Leave out the pictures and transcribe everything else exactly.

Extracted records
>> START
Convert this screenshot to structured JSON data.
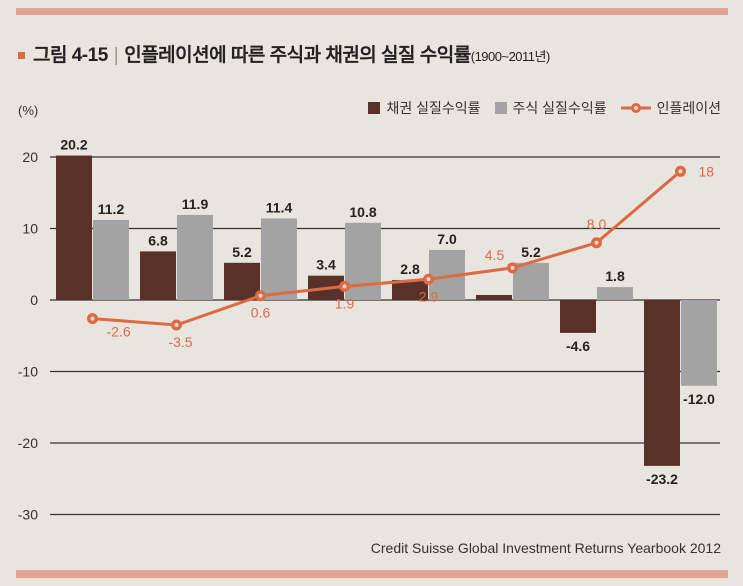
{
  "header": {
    "figure_label": "그림 4-15",
    "title": "인플레이션에 따른 주식과 채권의 실질 수익률",
    "years": "(1900~2011년)"
  },
  "source": "Credit Suisse Global Investment Returns Yearbook 2012",
  "colors": {
    "bond": "#5a3128",
    "stock": "#a3a3a3",
    "inflation": "#dc6a43",
    "accent_bar": "#e3a593"
  },
  "chart_data": {
    "type": "bar",
    "ylabel": "(%)",
    "ylim": [
      -30,
      20
    ],
    "yticks": [
      20,
      10,
      0,
      -10,
      -20,
      -30
    ],
    "grid": true,
    "legend_position": "top-right",
    "series": [
      {
        "name": "채권 실질수익률",
        "type": "bar",
        "values": [
          20.2,
          6.8,
          5.2,
          3.4,
          2.8,
          0.7,
          -4.6,
          -23.2
        ],
        "labels": [
          "20.2",
          "6.8",
          "5.2",
          "3.4",
          "2.8",
          "",
          "-4.6",
          "-23.2"
        ]
      },
      {
        "name": "주식 실질수익률",
        "type": "bar",
        "values": [
          11.2,
          11.9,
          11.4,
          10.8,
          7.0,
          5.2,
          1.8,
          -12.0
        ],
        "labels": [
          "11.2",
          "11.9",
          "11.4",
          "10.8",
          "7.0",
          "5.2",
          "1.8",
          "-12.0"
        ]
      },
      {
        "name": "인플레이션",
        "type": "line",
        "values": [
          -2.6,
          -3.5,
          0.6,
          1.9,
          2.9,
          4.5,
          8.0,
          18
        ],
        "labels": [
          "-2.6",
          "-3.5",
          "0.6",
          "1.9",
          "2.9",
          "4.5",
          "8.0",
          "18"
        ]
      }
    ]
  }
}
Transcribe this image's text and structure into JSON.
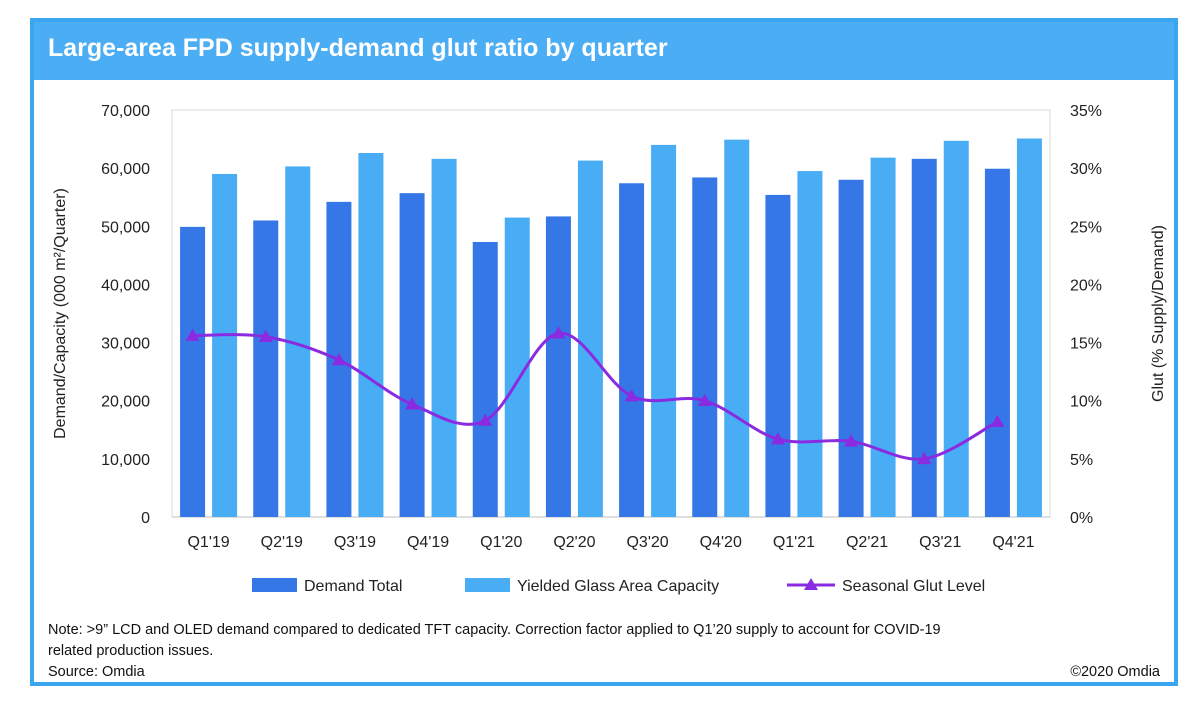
{
  "title": "Large-area FPD supply-demand glut ratio by quarter",
  "note_lines": [
    "Note: >9” LCD and OLED demand compared to dedicated TFT capacity. Correction factor applied to Q1’20 supply to account for COVID-19",
    "related production issues."
  ],
  "source": "Source: Omdia",
  "copyright": "©2020 Omdia",
  "colors": {
    "title_bar": "#4badf4",
    "frame": "#3aa6f0",
    "demand": "#3577e6",
    "capacity": "#49adf5",
    "glut": "#8a2be2"
  },
  "chart_data": {
    "type": "bar",
    "categories": [
      "Q1'19",
      "Q2'19",
      "Q3'19",
      "Q4'19",
      "Q1'20",
      "Q2'20",
      "Q3'20",
      "Q4'20",
      "Q1'21",
      "Q2'21",
      "Q3'21",
      "Q4'21"
    ],
    "series": [
      {
        "name": "Demand Total",
        "type": "bar",
        "axis": "left",
        "values": [
          49900,
          51000,
          54200,
          55700,
          47300,
          51700,
          57400,
          58400,
          55400,
          58000,
          61600,
          59900
        ]
      },
      {
        "name": "Yielded Glass Area Capacity",
        "type": "bar",
        "axis": "left",
        "values": [
          59000,
          60300,
          62600,
          61600,
          51500,
          61300,
          64000,
          64900,
          59500,
          61800,
          64700,
          65100
        ]
      },
      {
        "name": "Seasonal Glut Level",
        "type": "line",
        "axis": "right",
        "marker": "triangle",
        "values": [
          15.6,
          15.5,
          13.5,
          9.7,
          8.3,
          15.8,
          10.4,
          10.0,
          6.7,
          6.5,
          5.0,
          8.2
        ]
      }
    ],
    "ylabel": "Demand/Capacity (000 m²/Quarter)",
    "y2label": "Glut (% Supply/Demand)",
    "ylim": [
      0,
      70000
    ],
    "y2lim": [
      0,
      35
    ],
    "yticks": [
      "0",
      "10,000",
      "20,000",
      "30,000",
      "40,000",
      "50,000",
      "60,000",
      "70,000"
    ],
    "y2ticks": [
      "0%",
      "5%",
      "10%",
      "15%",
      "20%",
      "25%",
      "30%",
      "35%"
    ],
    "legend": [
      "Demand Total",
      "Yielded Glass Area Capacity",
      "Seasonal Glut Level"
    ],
    "legend_position": "bottom",
    "grid": false
  }
}
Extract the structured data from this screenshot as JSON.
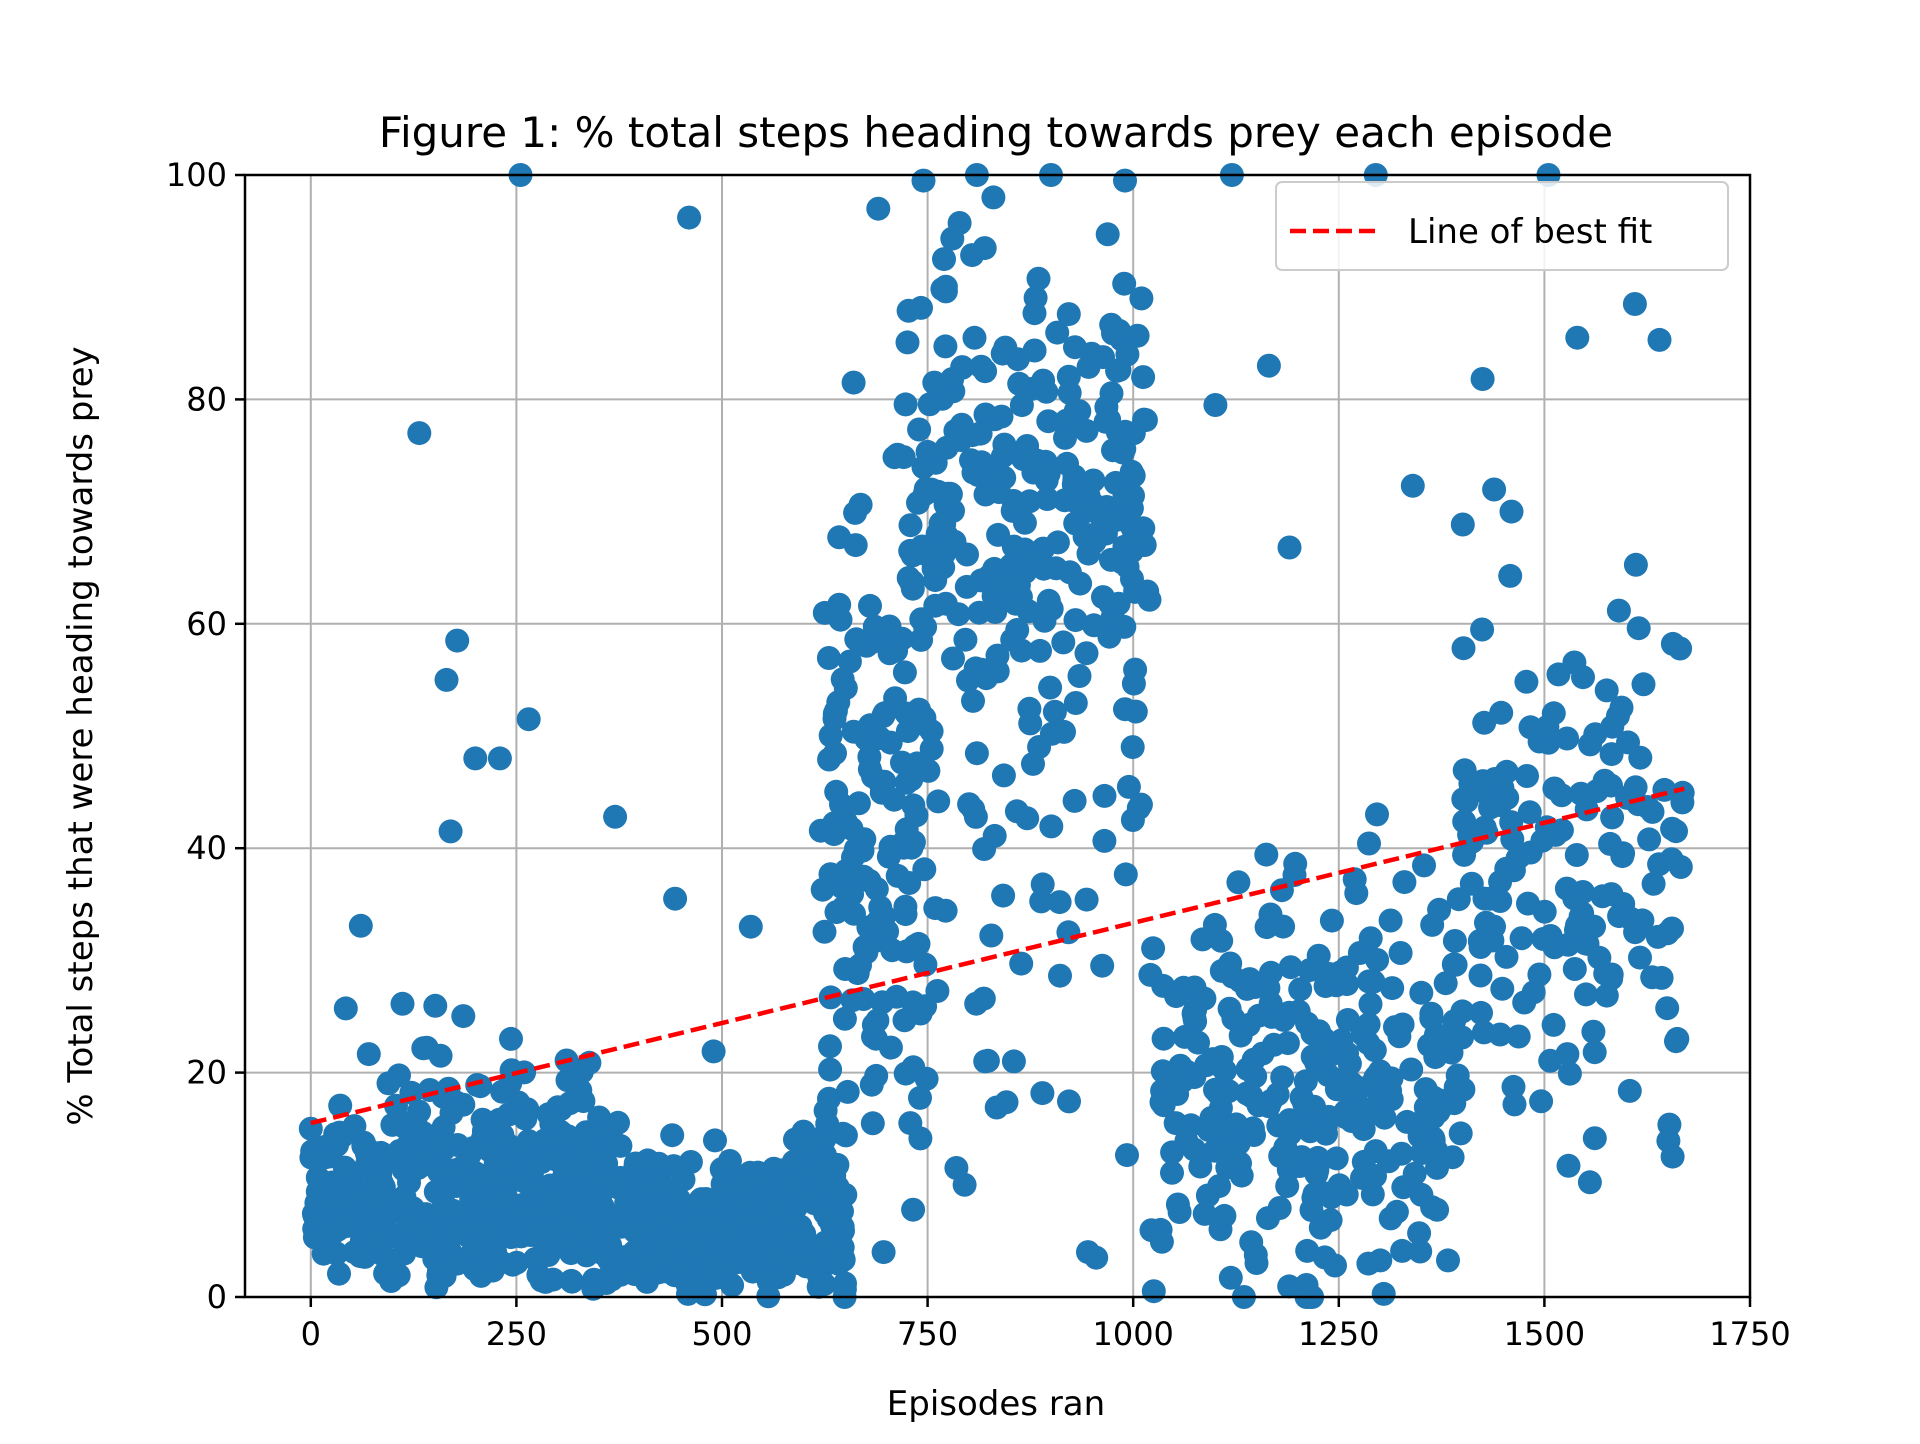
{
  "chart_data": {
    "type": "scatter",
    "title": "Figure 1: % total steps heading towards prey each episode",
    "xlabel": "Episodes ran",
    "ylabel": "% Total steps that were heading towards prey",
    "xlim": [
      -80,
      1750
    ],
    "ylim": [
      0,
      100
    ],
    "x_ticks": [
      0,
      250,
      500,
      750,
      1000,
      1250,
      1500,
      1750
    ],
    "y_ticks": [
      0,
      20,
      40,
      60,
      80,
      100
    ],
    "grid": true,
    "legend": {
      "position": "top-right",
      "entries": [
        "Line of best fit"
      ]
    },
    "colors": {
      "points": "#1f77b4",
      "fit_line": "#ff0000"
    },
    "series": [
      {
        "type": "line",
        "style": "dashed",
        "x": [
          0,
          1670
        ],
        "y": [
          15.5,
          45.3
        ]
      },
      {
        "type": "scatter",
        "point_count": 1670,
        "x_range": [
          0,
          1670
        ],
        "y_range": [
          0,
          100
        ],
        "highlighted_points": [
          [
            0,
            15
          ],
          [
            132,
            77
          ],
          [
            178,
            58.5
          ],
          [
            165,
            55
          ],
          [
            200,
            48
          ],
          [
            230,
            48
          ],
          [
            170,
            41.5
          ],
          [
            255,
            100
          ],
          [
            265,
            51.5
          ],
          [
            370,
            42.8
          ],
          [
            443,
            35.5
          ],
          [
            460,
            96.2
          ],
          [
            535,
            33
          ],
          [
            660,
            81.5
          ],
          [
            690,
            97
          ],
          [
            745,
            99.5
          ],
          [
            770,
            92.5
          ],
          [
            810,
            100
          ],
          [
            830,
            98
          ],
          [
            900,
            100
          ],
          [
            990,
            99.5
          ],
          [
            1010,
            89
          ],
          [
            1120,
            100
          ],
          [
            1295,
            100
          ],
          [
            1505,
            100
          ],
          [
            1100,
            79.5
          ],
          [
            1165,
            83
          ],
          [
            1190,
            66.8
          ],
          [
            1340,
            72.3
          ],
          [
            1460,
            70
          ],
          [
            1540,
            85.5
          ],
          [
            1610,
            88.5
          ],
          [
            1640,
            85.3
          ],
          [
            1665,
            57.8
          ],
          [
            1660,
            22.8
          ],
          [
            945,
            4
          ],
          [
            955,
            3.5
          ],
          [
            795,
            10
          ],
          [
            785,
            11.5
          ],
          [
            855,
            21
          ],
          [
            820,
            21
          ]
        ],
        "segments": [
          {
            "x": [
              0,
              355
            ],
            "y_center": 12,
            "y_spread": 14,
            "n": 400
          },
          {
            "x": [
              355,
              650
            ],
            "y_center": 7,
            "y_spread": 9,
            "n": 340
          },
          {
            "x": [
              620,
              760
            ],
            "y_center": 40,
            "y_spread": 26,
            "n": 150
          },
          {
            "x": [
              720,
              1020
            ],
            "y_center": 70,
            "y_spread": 16,
            "n": 250
          },
          {
            "x": [
              700,
              1020
            ],
            "y_center": 42,
            "y_spread": 18,
            "n": 60
          },
          {
            "x": [
              1020,
              1400
            ],
            "y_center": 18,
            "y_spread": 16,
            "n": 300
          },
          {
            "x": [
              1400,
              1670
            ],
            "y_center": 38,
            "y_spread": 22,
            "n": 170
          }
        ]
      }
    ]
  }
}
>> END
→ Exercise response:
Convert this screenshot to structured JSON data.
{
  "header": {
    "figure_label": "그림 4-15",
    "title": "인플레이션에 따른 주식과 채권의 실질 수익률",
    "years": "(1900~2011년)"
  },
  "source": "Credit Suisse Global Investment Returns Yearbook 2012",
  "colors": {
    "bond": "#5a3128",
    "stock": "#a3a3a3",
    "inflation": "#dc6a43",
    "accent_bar": "#e3a593"
  },
  "chart_data": {
    "type": "bar",
    "ylabel": "(%)",
    "ylim": [
      -30,
      20
    ],
    "yticks": [
      20,
      10,
      0,
      -10,
      -20,
      -30
    ],
    "grid": true,
    "legend_position": "top-right",
    "series": [
      {
        "name": "채권 실질수익률",
        "type": "bar",
        "values": [
          20.2,
          6.8,
          5.2,
          3.4,
          2.8,
          0.7,
          -4.6,
          -23.2
        ],
        "labels": [
          "20.2",
          "6.8",
          "5.2",
          "3.4",
          "2.8",
          "",
          "-4.6",
          "-23.2"
        ]
      },
      {
        "name": "주식 실질수익률",
        "type": "bar",
        "values": [
          11.2,
          11.9,
          11.4,
          10.8,
          7.0,
          5.2,
          1.8,
          -12.0
        ],
        "labels": [
          "11.2",
          "11.9",
          "11.4",
          "10.8",
          "7.0",
          "5.2",
          "1.8",
          "-12.0"
        ]
      },
      {
        "name": "인플레이션",
        "type": "line",
        "values": [
          -2.6,
          -3.5,
          0.6,
          1.9,
          2.9,
          4.5,
          8.0,
          18
        ],
        "labels": [
          "-2.6",
          "-3.5",
          "0.6",
          "1.9",
          "2.9",
          "4.5",
          "8.0",
          "18"
        ]
      }
    ]
  }
}
Transcribe this image's text and structure into JSON.
{
  "title": "Large-area FPD supply-demand glut ratio by quarter",
  "note_lines": [
    "Note: >9” LCD and OLED demand compared to dedicated TFT capacity. Correction factor applied to Q1’20 supply to account for COVID-19",
    "related production issues."
  ],
  "source": "Source: Omdia",
  "copyright": "©2020 Omdia",
  "colors": {
    "title_bar": "#4badf4",
    "frame": "#3aa6f0",
    "demand": "#3577e6",
    "capacity": "#49adf5",
    "glut": "#8a2be2"
  },
  "chart_data": {
    "type": "bar",
    "categories": [
      "Q1'19",
      "Q2'19",
      "Q3'19",
      "Q4'19",
      "Q1'20",
      "Q2'20",
      "Q3'20",
      "Q4'20",
      "Q1'21",
      "Q2'21",
      "Q3'21",
      "Q4'21"
    ],
    "series": [
      {
        "name": "Demand Total",
        "type": "bar",
        "axis": "left",
        "values": [
          49900,
          51000,
          54200,
          55700,
          47300,
          51700,
          57400,
          58400,
          55400,
          58000,
          61600,
          59900
        ]
      },
      {
        "name": "Yielded Glass Area Capacity",
        "type": "bar",
        "axis": "left",
        "values": [
          59000,
          60300,
          62600,
          61600,
          51500,
          61300,
          64000,
          64900,
          59500,
          61800,
          64700,
          65100
        ]
      },
      {
        "name": "Seasonal Glut Level",
        "type": "line",
        "axis": "right",
        "marker": "triangle",
        "values": [
          15.6,
          15.5,
          13.5,
          9.7,
          8.3,
          15.8,
          10.4,
          10.0,
          6.7,
          6.5,
          5.0,
          8.2
        ]
      }
    ],
    "ylabel": "Demand/Capacity (000 m²/Quarter)",
    "y2label": "Glut (% Supply/Demand)",
    "ylim": [
      0,
      70000
    ],
    "y2lim": [
      0,
      35
    ],
    "yticks": [
      "0",
      "10,000",
      "20,000",
      "30,000",
      "40,000",
      "50,000",
      "60,000",
      "70,000"
    ],
    "y2ticks": [
      "0%",
      "5%",
      "10%",
      "15%",
      "20%",
      "25%",
      "30%",
      "35%"
    ],
    "legend": [
      "Demand Total",
      "Yielded Glass Area Capacity",
      "Seasonal Glut Level"
    ],
    "legend_position": "bottom",
    "grid": false
  }
}
Extract the structured data from this screenshot as JSON.
{
  "chart_data": {
    "type": "scatter",
    "title": "Figure 1: % total steps heading towards prey each episode",
    "xlabel": "Episodes ran",
    "ylabel": "% Total steps that were heading towards prey",
    "xlim": [
      -80,
      1750
    ],
    "ylim": [
      0,
      100
    ],
    "x_ticks": [
      0,
      250,
      500,
      750,
      1000,
      1250,
      1500,
      1750
    ],
    "y_ticks": [
      0,
      20,
      40,
      60,
      80,
      100
    ],
    "grid": true,
    "legend": {
      "position": "top-right",
      "entries": [
        "Line of best fit"
      ]
    },
    "colors": {
      "points": "#1f77b4",
      "fit_line": "#ff0000"
    },
    "series": [
      {
        "type": "line",
        "style": "dashed",
        "x": [
          0,
          1670
        ],
        "y": [
          15.5,
          45.3
        ]
      },
      {
        "type": "scatter",
        "point_count": 1670,
        "x_range": [
          0,
          1670
        ],
        "y_range": [
          0,
          100
        ],
        "highlighted_points": [
          [
            0,
            15
          ],
          [
            132,
            77
          ],
          [
            178,
            58.5
          ],
          [
            165,
            55
          ],
          [
            200,
            48
          ],
          [
            230,
            48
          ],
          [
            170,
            41.5
          ],
          [
            255,
            100
          ],
          [
            265,
            51.5
          ],
          [
            370,
            42.8
          ],
          [
            443,
            35.5
          ],
          [
            460,
            96.2
          ],
          [
            535,
            33
          ],
          [
            660,
            81.5
          ],
          [
            690,
            97
          ],
          [
            745,
            99.5
          ],
          [
            770,
            92.5
          ],
          [
            810,
            100
          ],
          [
            830,
            98
          ],
          [
            900,
            100
          ],
          [
            990,
            99.5
          ],
          [
            1010,
            89
          ],
          [
            1120,
            100
          ],
          [
            1295,
            100
          ],
          [
            1505,
            100
          ],
          [
            1100,
            79.5
          ],
          [
            1165,
            83
          ],
          [
            1190,
            66.8
          ],
          [
            1340,
            72.3
          ],
          [
            1460,
            70
          ],
          [
            1540,
            85.5
          ],
          [
            1610,
            88.5
          ],
          [
            1640,
            85.3
          ],
          [
            1665,
            57.8
          ],
          [
            1660,
            22.8
          ],
          [
            945,
            4
          ],
          [
            955,
            3.5
          ],
          [
            795,
            10
          ],
          [
            785,
            11.5
          ],
          [
            855,
            21
          ],
          [
            820,
            21
          ]
        ],
        "segments": [
          {
            "x": [
              0,
              355
            ],
            "y_center": 12,
            "y_spread": 14,
            "n": 400
          },
          {
            "x": [
              355,
              650
            ],
            "y_center": 7,
            "y_spread": 9,
            "n": 340
          },
          {
            "x": [
              620,
              760
            ],
            "y_center": 40,
            "y_spread": 26,
            "n": 150
          },
          {
            "x": [
              720,
              1020
            ],
            "y_center": 70,
            "y_spread": 16,
            "n": 250
          },
          {
            "x": [
              700,
              1020
            ],
            "y_center": 42,
            "y_spread": 18,
            "n": 60
          },
          {
            "x": [
              1020,
              1400
            ],
            "y_center": 18,
            "y_spread": 16,
            "n": 300
          },
          {
            "x": [
              1400,
              1670
            ],
            "y_center": 38,
            "y_spread": 22,
            "n": 170
          }
        ]
      }
    ]
  }
}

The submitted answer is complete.